[Extractos de un conjunto de anotaciones de diseño]
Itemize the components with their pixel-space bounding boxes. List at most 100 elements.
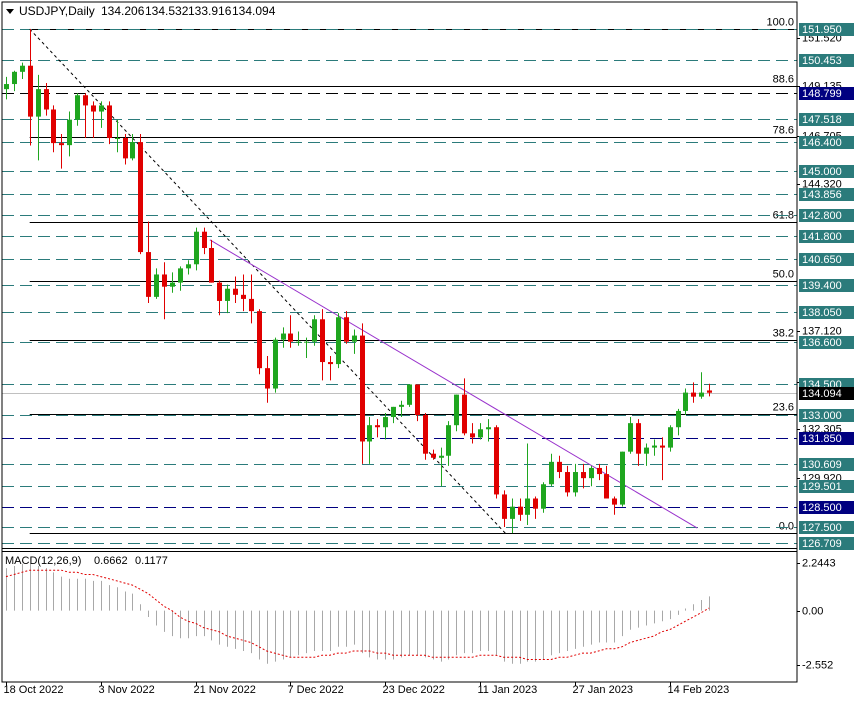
candle-body xyxy=(99,105,104,112)
macd-name: MACD(12,26,9) xyxy=(5,555,81,567)
candle-body xyxy=(360,335,365,442)
level-price-box xyxy=(799,253,854,266)
fib-label: 0.0 xyxy=(779,520,794,532)
candle-body xyxy=(257,311,262,369)
level-price-box xyxy=(799,306,854,319)
candle-body xyxy=(304,341,309,343)
candle-body xyxy=(510,506,515,519)
level-price-label: 146.400 xyxy=(802,137,842,149)
candle-body xyxy=(549,461,554,485)
macd-signal-line xyxy=(5,569,710,660)
candle-body xyxy=(273,339,278,389)
candle-body xyxy=(241,294,246,299)
candle-body xyxy=(573,472,578,493)
candle-body xyxy=(502,494,507,519)
candle-body xyxy=(44,89,49,110)
candle-body xyxy=(91,105,96,112)
x-tick-label: 23 Dec 2022 xyxy=(383,684,445,696)
candle-body xyxy=(4,84,9,90)
candle-body xyxy=(281,333,286,340)
candle-body xyxy=(209,247,214,283)
candle-body xyxy=(75,95,80,120)
candle-body xyxy=(28,65,33,117)
candle-body xyxy=(644,447,649,454)
level-price-box xyxy=(799,87,854,100)
candle-body xyxy=(36,89,41,117)
candle-body xyxy=(525,498,530,515)
fib-label: 38.2 xyxy=(773,327,794,339)
level-price-label: 147.518 xyxy=(802,114,842,126)
level-price-label: 138.050 xyxy=(802,307,842,319)
candle-body xyxy=(581,472,586,479)
level-price-label: 127.500 xyxy=(802,522,842,534)
candle-body xyxy=(707,390,712,393)
candle-body xyxy=(265,368,270,389)
candle-body xyxy=(699,392,704,397)
candles xyxy=(4,29,712,534)
level-price-label: 143.856 xyxy=(802,189,842,201)
candle-body xyxy=(59,143,64,146)
candle-body xyxy=(217,282,222,301)
candle-body xyxy=(494,427,499,495)
candle-body xyxy=(660,445,665,448)
candle-body xyxy=(604,474,609,499)
level-price-label: 151.950 xyxy=(802,24,842,36)
level-price-box xyxy=(799,209,854,222)
symbol: USDJPY,Daily xyxy=(19,4,95,18)
level-price-label: 128.500 xyxy=(802,502,842,514)
candle-body xyxy=(288,333,293,342)
level-price-label: 126.709 xyxy=(802,538,842,550)
level-price-box xyxy=(799,537,854,550)
fib-label: 100.0 xyxy=(766,16,794,28)
header-low: 133.916 xyxy=(188,4,232,18)
candle-body xyxy=(367,425,372,442)
candle-body xyxy=(67,119,72,146)
candle-body xyxy=(20,65,25,72)
candle-body xyxy=(170,282,175,287)
candle-body xyxy=(123,138,128,159)
menu-triangle xyxy=(6,9,14,14)
frame xyxy=(1,1,798,683)
macd-signal-value: 0.1177 xyxy=(135,555,168,567)
level-price-label: 134.094 xyxy=(802,388,842,400)
level-price-box xyxy=(799,136,854,149)
candle-body xyxy=(589,467,594,479)
macd-value: 0.6662 xyxy=(94,555,128,567)
level-price-label: 145.000 xyxy=(802,166,842,178)
candle-body xyxy=(557,461,562,473)
candle-body xyxy=(628,423,633,452)
level-price-box xyxy=(799,501,854,514)
level-price-label: 150.453 xyxy=(802,55,842,67)
candle-body xyxy=(652,445,657,448)
level-price-box xyxy=(799,165,854,178)
candle-body xyxy=(446,425,451,456)
candle-body xyxy=(636,423,641,454)
candle-body xyxy=(597,467,602,475)
candle-body xyxy=(683,392,688,411)
x-tick-label: 21 Nov 2022 xyxy=(194,684,256,696)
candle-body xyxy=(233,288,238,295)
candle-body xyxy=(612,498,617,505)
candle-body xyxy=(533,498,538,509)
candle-body xyxy=(620,451,625,505)
level-price-box xyxy=(799,230,854,243)
candle-body xyxy=(383,417,388,428)
trend-line xyxy=(209,239,698,529)
candle-body xyxy=(107,105,112,139)
candle-body xyxy=(423,415,428,454)
candle-body xyxy=(320,319,325,363)
level-price-label: 141.800 xyxy=(802,231,842,243)
candle-body xyxy=(399,404,404,407)
candle-body xyxy=(130,142,135,159)
candle-body xyxy=(439,455,444,458)
level-price-label: 131.850 xyxy=(802,433,842,445)
candle-body xyxy=(691,392,696,397)
level-price-label: 142.800 xyxy=(802,210,842,222)
fib-label: 78.6 xyxy=(773,124,794,136)
candle-body xyxy=(249,298,254,312)
level-price-box xyxy=(799,54,854,67)
candle-body xyxy=(115,138,120,140)
candle-body xyxy=(375,425,380,428)
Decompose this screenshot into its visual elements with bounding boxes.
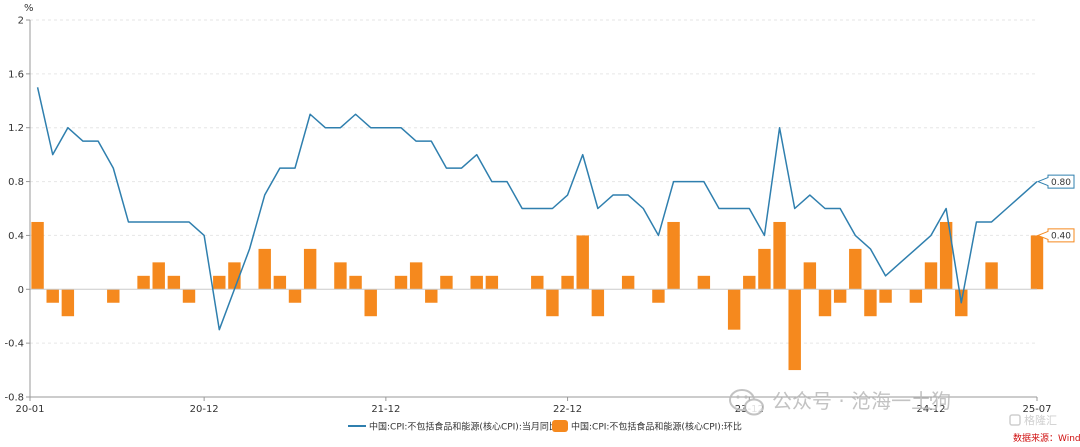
bar <box>576 235 589 290</box>
y-tick-label: 0.4 <box>8 231 24 242</box>
logo-text: 格隆汇 <box>1024 413 1057 427</box>
bar <box>591 289 605 317</box>
bar <box>288 289 302 303</box>
y-tick-label: 1.6 <box>8 69 24 80</box>
legend[interactable]: 中国:CPI:不包括食品和能源(核心CPI):当月同比 中国:CPI:不包括食品… <box>348 420 742 433</box>
bar <box>773 221 786 290</box>
y-tick-label: -0.4 <box>4 339 24 350</box>
bar <box>985 262 998 290</box>
bar <box>364 289 377 317</box>
y-tick-label: 0 <box>18 285 24 296</box>
bar <box>818 289 832 317</box>
bar <box>727 289 741 330</box>
bar <box>303 248 317 290</box>
watermark-text: 公众号 · 沧海一土狗 <box>772 389 951 413</box>
line-end-badge-box <box>1036 174 1075 189</box>
x-tick-label: 21-12 <box>371 404 400 415</box>
bar <box>758 248 771 290</box>
badge-layer: 0.80 0.40 <box>1036 174 1075 243</box>
bar <box>833 289 847 303</box>
bar <box>909 289 923 303</box>
axis-layer: 2 1.6 1.2 0.8 0.4 0 -0.4 -0.820-01 20-12 21-12 22-… <box>4 16 1051 416</box>
bar <box>1030 235 1044 290</box>
line-end-badge-text: 0.80 <box>1051 178 1071 188</box>
logo: 格隆汇 <box>1009 413 1057 427</box>
bar <box>743 275 756 290</box>
bar <box>879 289 892 303</box>
bar <box>697 275 711 290</box>
bar <box>137 275 150 290</box>
bar-end-badge-text: 0.40 <box>1051 232 1071 242</box>
line-layer <box>36 87 1038 331</box>
y-tick-label: 0.8 <box>8 177 24 188</box>
y-tick-label: 1.2 <box>8 123 24 134</box>
x-tick-label: 20-01 <box>15 404 44 415</box>
bar <box>167 275 181 290</box>
bar-end-badge-box <box>1036 228 1075 243</box>
legend-bar-swatch <box>552 420 568 432</box>
legend-item-bar[interactable]: 中国:CPI:不包括食品和能源(核心CPI):环比 <box>552 420 742 433</box>
x-tick-label: 25-07 <box>1022 404 1051 415</box>
bar <box>107 289 120 303</box>
bar <box>440 275 453 290</box>
bar <box>470 275 483 290</box>
bar <box>803 262 817 290</box>
bar <box>425 289 438 303</box>
bar <box>409 262 423 290</box>
x-tick-label: 20-12 <box>190 404 219 415</box>
bar <box>258 248 271 290</box>
bar <box>939 221 953 290</box>
logo-icon <box>1009 414 1021 426</box>
bars-layer <box>31 221 1044 371</box>
bar <box>213 275 226 290</box>
bar <box>621 275 635 290</box>
bar <box>31 221 44 290</box>
y-tick-label: 2 <box>18 16 24 27</box>
x-tick-label: 24-12 <box>916 404 945 415</box>
bar <box>349 275 362 290</box>
bar <box>561 275 574 290</box>
bar <box>652 289 665 303</box>
bar <box>273 275 287 290</box>
bar <box>667 221 680 290</box>
source-label: 数据来源：Wind <box>1013 432 1080 444</box>
legend-label-bar: 中国:CPI:不包括食品和能源(核心CPI):环比 <box>571 421 742 433</box>
bar <box>46 289 59 303</box>
watermark: 公众号 · 沧海一土狗 <box>729 389 951 416</box>
bar <box>788 289 801 371</box>
bar <box>546 289 559 317</box>
bar <box>849 248 862 290</box>
y-tick-label: -0.8 <box>4 393 24 404</box>
legend-label-line: 中国:CPI:不包括食品和能源(核心CPI):当月同比 <box>369 421 558 433</box>
bar <box>394 275 408 290</box>
x-tick-label: 22-12 <box>553 404 582 415</box>
wechat-icon <box>729 389 764 416</box>
bar <box>485 275 499 290</box>
bar <box>152 262 165 290</box>
bar <box>334 262 347 290</box>
y-unit-label: % <box>24 3 34 14</box>
bar <box>61 289 75 317</box>
series-line <box>36 87 1038 331</box>
bar <box>924 262 938 290</box>
legend-item-line[interactable]: 中国:CPI:不包括食品和能源(核心CPI):当月同比 <box>348 421 558 433</box>
bar <box>531 275 544 290</box>
bar <box>864 289 877 317</box>
bar <box>182 289 196 303</box>
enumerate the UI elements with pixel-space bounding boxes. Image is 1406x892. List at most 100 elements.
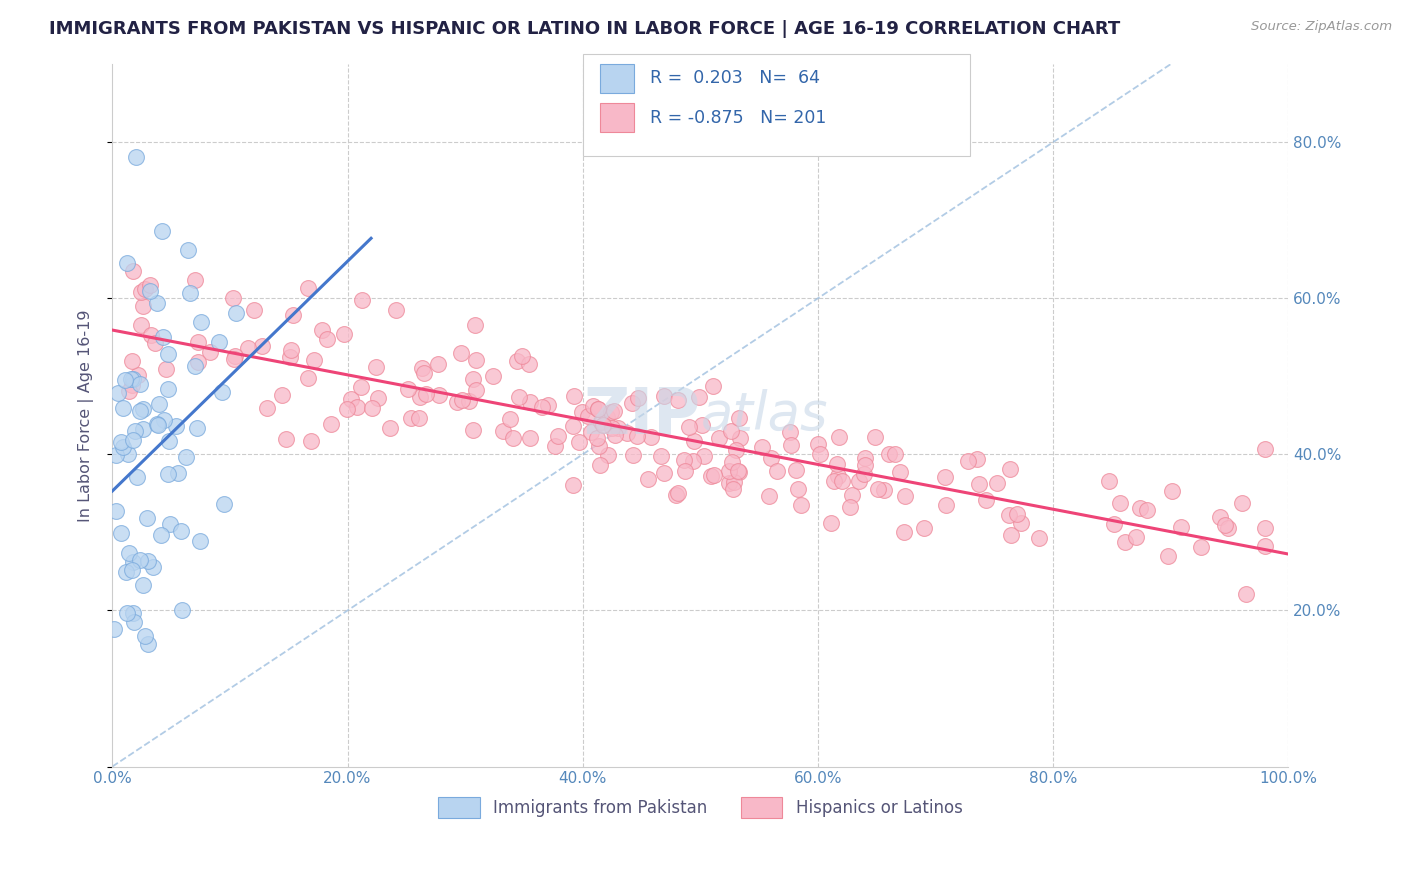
Point [966,451,988,466]
Point [586,401,609,416]
Point [1114,535,1136,549]
Point [1254,539,1277,553]
Point [1102,517,1125,532]
Point [281,308,304,322]
Point [1135,502,1157,516]
Point [828,430,851,444]
Point [157,382,180,396]
Point [129,552,152,566]
Point [596,449,619,463]
Point [242,303,264,318]
Point [808,447,831,461]
Point [616,426,638,441]
Point [211,385,233,400]
Point [139,277,162,292]
Point [145,417,167,431]
Point [463,423,485,437]
Point [136,637,159,651]
Point [186,421,208,435]
Point [758,490,780,504]
Point [121,606,143,620]
Point [728,411,751,425]
Point [121,563,143,577]
Point [121,264,143,278]
Point [585,431,607,445]
Point [396,382,419,396]
Point [935,499,957,513]
Point [537,398,560,412]
Point [827,468,849,483]
Point [703,468,725,483]
Point [132,299,155,313]
Point [124,424,146,438]
Point [823,474,845,488]
Point [682,434,704,448]
Point [127,368,149,383]
Point [544,439,567,453]
Point [378,420,401,434]
Point [105,448,128,462]
Point [596,409,619,424]
Y-axis label: In Labor Force | Age 16-19: In Labor Force | Age 16-19 [79,309,94,522]
Point [350,380,373,394]
Point [457,393,479,408]
Point [807,437,830,451]
Point [759,450,782,465]
Point [427,387,450,401]
Point [603,404,626,418]
Point [271,388,294,402]
Point [115,607,138,621]
Point [190,315,212,329]
Point [848,474,870,488]
Point [512,349,534,363]
Point [678,419,700,434]
Point [297,370,319,384]
Point [128,377,150,392]
Point [159,516,181,531]
Point [148,417,170,432]
Point [117,447,139,461]
Point [1157,549,1180,564]
Point [111,440,134,454]
Point [1234,587,1257,601]
Point [463,372,485,386]
Point [129,404,152,418]
Point [787,482,810,496]
Point [198,345,221,359]
Point [1028,531,1050,545]
Point [464,318,486,332]
Point [450,346,472,360]
Point [384,302,406,317]
Point [728,431,751,445]
Point [853,458,876,472]
Point [721,482,744,496]
Point [1000,527,1022,541]
Point [121,354,143,368]
Point [779,438,801,452]
Point [699,468,721,483]
Point [401,411,423,425]
Point [187,355,209,369]
Point [121,378,143,392]
Point [779,425,801,439]
Point [148,396,170,410]
Point [690,418,713,433]
Point [866,483,889,497]
Point [519,394,541,409]
Point [250,338,273,352]
Point [139,328,162,343]
Point [224,349,246,363]
Point [256,401,278,415]
Point [790,498,813,512]
Point [155,362,177,376]
Point [482,368,505,383]
Point [184,273,207,287]
Point [727,464,749,478]
Point [717,464,740,478]
Text: R =  0.203   N=  64: R = 0.203 N= 64 [650,70,820,87]
Point [426,357,449,371]
Point [579,425,602,439]
Point [465,384,488,398]
Point [831,474,853,488]
Point [1232,496,1254,510]
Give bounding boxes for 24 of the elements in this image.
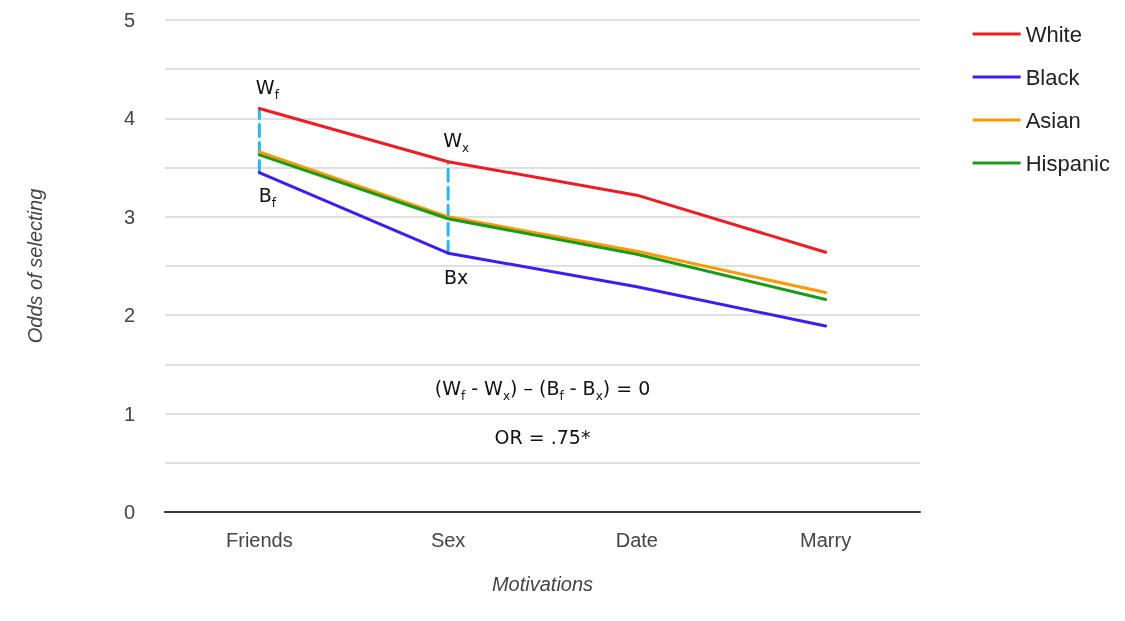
y-tick-label: 1 xyxy=(123,402,135,425)
legend-label: Hispanic xyxy=(1025,150,1111,176)
annotation: W$_{x}$ xyxy=(443,128,470,155)
y-tick-label: 5 xyxy=(123,9,135,31)
annotation: Bx xyxy=(443,266,469,289)
text: (W$_{f}$ - W$_{x}$) – (B$_{f}$ - B$_{x}$) = 0 xyxy=(434,377,651,403)
line-series xyxy=(257,171,828,328)
y-tick-label: 3 xyxy=(123,205,135,228)
x-tick-label: Marry xyxy=(800,529,852,551)
annotation: OR = .75* xyxy=(494,426,591,448)
legend-label: Black xyxy=(1025,64,1081,90)
y-tick-label: 0 xyxy=(123,501,135,523)
legend-label: Asian xyxy=(1025,107,1081,133)
x-tick-label: Date xyxy=(615,529,658,551)
x-tick-label: Friends xyxy=(226,529,293,551)
legend-label: White xyxy=(1025,21,1082,47)
line-series xyxy=(257,107,828,254)
x-axis-title: Motivations xyxy=(491,573,594,595)
y-axis-title: Odds of selecting xyxy=(24,188,46,344)
y-tick-label: 2 xyxy=(123,304,135,327)
x-tick-label: Sex xyxy=(430,529,466,551)
annotation: B$_{f}$ xyxy=(258,183,277,210)
y-tick-label: 4 xyxy=(123,107,135,130)
annotation: W$_{f}$ xyxy=(255,75,279,102)
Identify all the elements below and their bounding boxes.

**OBJETIVO**: Convierte en una lista JSON de cadenas las líneas de las entradas de arriba, desde la que contiene "candle-body xyxy=(99,105,104,112)" hasta la que contiene "candle-body xyxy=(304,341,309,343)", ambas incluidas. Usa una cadena por línea y omite las líneas en blanco.

**RESPUESTA**:
[
  "candle-body xyxy=(99,105,104,112)",
  "macd-name: MACD(12,26,9) xyxy=(5,555,81,567)",
  "candle-body xyxy=(360,335,365,442)",
  "level-price-box xyxy=(799,253,854,266)",
  "fib-label: 0.0 xyxy=(779,520,794,532)",
  "candle-body xyxy=(257,311,262,369)",
  "level-price-box xyxy=(799,306,854,319)",
  "candle-body xyxy=(304,341,309,343)"
]